--- START OF Available data ---

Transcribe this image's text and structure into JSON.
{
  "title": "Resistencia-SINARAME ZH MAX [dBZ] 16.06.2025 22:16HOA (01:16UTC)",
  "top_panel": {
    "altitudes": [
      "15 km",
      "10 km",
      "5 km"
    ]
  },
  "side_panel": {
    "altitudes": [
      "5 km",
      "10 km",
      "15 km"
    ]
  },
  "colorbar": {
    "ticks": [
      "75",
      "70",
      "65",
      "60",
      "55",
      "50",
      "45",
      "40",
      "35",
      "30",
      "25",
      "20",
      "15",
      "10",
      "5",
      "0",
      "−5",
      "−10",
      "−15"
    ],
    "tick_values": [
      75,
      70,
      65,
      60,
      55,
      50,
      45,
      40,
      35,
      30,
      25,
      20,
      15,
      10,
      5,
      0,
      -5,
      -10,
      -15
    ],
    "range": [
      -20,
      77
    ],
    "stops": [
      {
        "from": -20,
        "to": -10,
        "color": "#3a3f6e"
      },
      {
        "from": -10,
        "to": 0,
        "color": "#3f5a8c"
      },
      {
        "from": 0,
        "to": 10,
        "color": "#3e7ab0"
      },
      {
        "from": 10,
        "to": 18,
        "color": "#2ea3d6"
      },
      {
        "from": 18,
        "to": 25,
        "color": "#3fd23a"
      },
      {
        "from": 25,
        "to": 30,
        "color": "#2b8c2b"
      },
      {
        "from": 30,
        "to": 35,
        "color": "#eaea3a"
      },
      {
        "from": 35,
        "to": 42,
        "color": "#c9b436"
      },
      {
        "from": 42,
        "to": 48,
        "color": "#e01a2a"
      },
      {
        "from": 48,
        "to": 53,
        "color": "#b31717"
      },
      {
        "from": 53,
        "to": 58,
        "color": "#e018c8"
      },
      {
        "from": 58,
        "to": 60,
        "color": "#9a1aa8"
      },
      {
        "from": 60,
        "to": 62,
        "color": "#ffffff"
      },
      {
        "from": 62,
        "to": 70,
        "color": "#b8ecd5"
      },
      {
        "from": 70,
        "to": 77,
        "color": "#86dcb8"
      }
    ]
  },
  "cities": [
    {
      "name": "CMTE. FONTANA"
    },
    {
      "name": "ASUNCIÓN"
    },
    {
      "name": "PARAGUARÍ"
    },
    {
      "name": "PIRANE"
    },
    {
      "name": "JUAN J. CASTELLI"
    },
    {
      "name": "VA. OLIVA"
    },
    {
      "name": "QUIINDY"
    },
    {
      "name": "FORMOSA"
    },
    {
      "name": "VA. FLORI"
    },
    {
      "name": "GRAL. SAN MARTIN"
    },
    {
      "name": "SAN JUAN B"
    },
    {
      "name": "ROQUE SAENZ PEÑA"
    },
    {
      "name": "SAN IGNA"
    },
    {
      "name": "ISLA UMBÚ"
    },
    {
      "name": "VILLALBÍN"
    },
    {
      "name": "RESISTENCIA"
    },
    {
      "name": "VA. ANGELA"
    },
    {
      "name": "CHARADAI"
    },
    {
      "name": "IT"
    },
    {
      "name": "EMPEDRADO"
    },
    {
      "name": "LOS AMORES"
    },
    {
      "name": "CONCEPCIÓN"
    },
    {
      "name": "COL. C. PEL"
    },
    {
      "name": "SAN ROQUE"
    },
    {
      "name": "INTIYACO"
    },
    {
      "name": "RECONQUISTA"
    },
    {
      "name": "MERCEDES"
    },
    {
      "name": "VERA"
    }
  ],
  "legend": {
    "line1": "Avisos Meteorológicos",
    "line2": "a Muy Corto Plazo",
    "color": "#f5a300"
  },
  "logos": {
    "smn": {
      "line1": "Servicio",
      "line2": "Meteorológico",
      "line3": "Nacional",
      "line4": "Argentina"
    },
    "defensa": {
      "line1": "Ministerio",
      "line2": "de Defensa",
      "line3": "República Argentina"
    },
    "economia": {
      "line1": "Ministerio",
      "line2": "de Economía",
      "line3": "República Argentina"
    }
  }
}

--- END OF Available data ---

Restate the whole listing exactly, leaving out nothing.

• [Task answer]:
Transcribe this image's text and structure into JSON.
{
  "title": "Resistencia-SINARAME ZH MAX [dBZ] 16.06.2025 22:16HOA (01:16UTC)",
  "top_panel": {
    "altitudes": [
      "15 km",
      "10 km",
      "5 km"
    ]
  },
  "side_panel": {
    "altitudes": [
      "5 km",
      "10 km",
      "15 km"
    ]
  },
  "colorbar": {
    "ticks": [
      "75",
      "70",
      "65",
      "60",
      "55",
      "50",
      "45",
      "40",
      "35",
      "30",
      "25",
      "20",
      "15",
      "10",
      "5",
      "0",
      "−5",
      "−10",
      "−15"
    ],
    "tick_values": [
      75,
      70,
      65,
      60,
      55,
      50,
      45,
      40,
      35,
      30,
      25,
      20,
      15,
      10,
      5,
      0,
      -5,
      -10,
      -15
    ],
    "range": [
      -20,
      77
    ],
    "stops": [
      {
        "from": -20,
        "to": -10,
        "color": "#3a3f6e"
      },
      {
        "from": -10,
        "to": 0,
        "color": "#3f5a8c"
      },
      {
        "from": 0,
        "to": 10,
        "color": "#3e7ab0"
      },
      {
        "from": 10,
        "to": 18,
        "color": "#2ea3d6"
      },
      {
        "from": 18,
        "to": 25,
        "color": "#3fd23a"
      },
      {
        "from": 25,
        "to": 30,
        "color": "#2b8c2b"
      },
      {
        "from": 30,
        "to": 35,
        "color": "#eaea3a"
      },
      {
        "from": 35,
        "to": 42,
        "color": "#c9b436"
      },
      {
        "from": 42,
        "to": 48,
        "color": "#e01a2a"
      },
      {
        "from": 48,
        "to": 53,
        "color": "#b31717"
      },
      {
        "from": 53,
        "to": 58,
        "color": "#e018c8"
      },
      {
        "from": 58,
        "to": 60,
        "color": "#9a1aa8"
      },
      {
        "from": 60,
        "to": 62,
        "color": "#ffffff"
      },
      {
        "from": 62,
        "to": 70,
        "color": "#b8ecd5"
      },
      {
        "from": 70,
        "to": 77,
        "color": "#86dcb8"
      }
    ]
  },
  "cities": [
    {
      "name": "CMTE. FONTANA"
    },
    {
      "name": "ASUNCIÓN"
    },
    {
      "name": "PARAGUARÍ"
    },
    {
      "name": "PIRANE"
    },
    {
      "name": "JUAN J. CASTELLI"
    },
    {
      "name": "VA. OLIVA"
    },
    {
      "name": "QUIINDY"
    },
    {
      "name": "FORMOSA"
    },
    {
      "name": "VA. FLORI"
    },
    {
      "name": "GRAL. SAN MARTIN"
    },
    {
      "name": "SAN JUAN B"
    },
    {
      "name": "ROQUE SAENZ PEÑA"
    },
    {
      "name": "SAN IGNA"
    },
    {
      "name": "ISLA UMBÚ"
    },
    {
      "name": "VILLALBÍN"
    },
    {
      "name": "RESISTENCIA"
    },
    {
      "name": "VA. ANGELA"
    },
    {
      "name": "CHARADAI"
    },
    {
      "name": "IT"
    },
    {
      "name": "EMPEDRADO"
    },
    {
      "name": "LOS AMORES"
    },
    {
      "name": "CONCEPCIÓN"
    },
    {
      "name": "COL. C. PEL"
    },
    {
      "name": "SAN ROQUE"
    },
    {
      "name": "INTIYACO"
    },
    {
      "name": "RECONQUISTA"
    },
    {
      "name": "MERCEDES"
    },
    {
      "name": "VERA"
    }
  ],
  "legend": {
    "line1": "Avisos Meteorológicos",
    "line2": "a Muy Corto Plazo",
    "color": "#f5a300"
  },
  "logos": {
    "smn": {
      "line1": "Servicio",
      "line2": "Meteorológico",
      "line3": "Nacional",
      "line4": "Argentina"
    },
    "defensa": {
      "line1": "Ministerio",
      "line2": "de Defensa",
      "line3": "República Argentina"
    },
    "economia": {
      "line1": "Ministerio",
      "line2": "de Economía",
      "line3": "República Argentina"
    }
  }
}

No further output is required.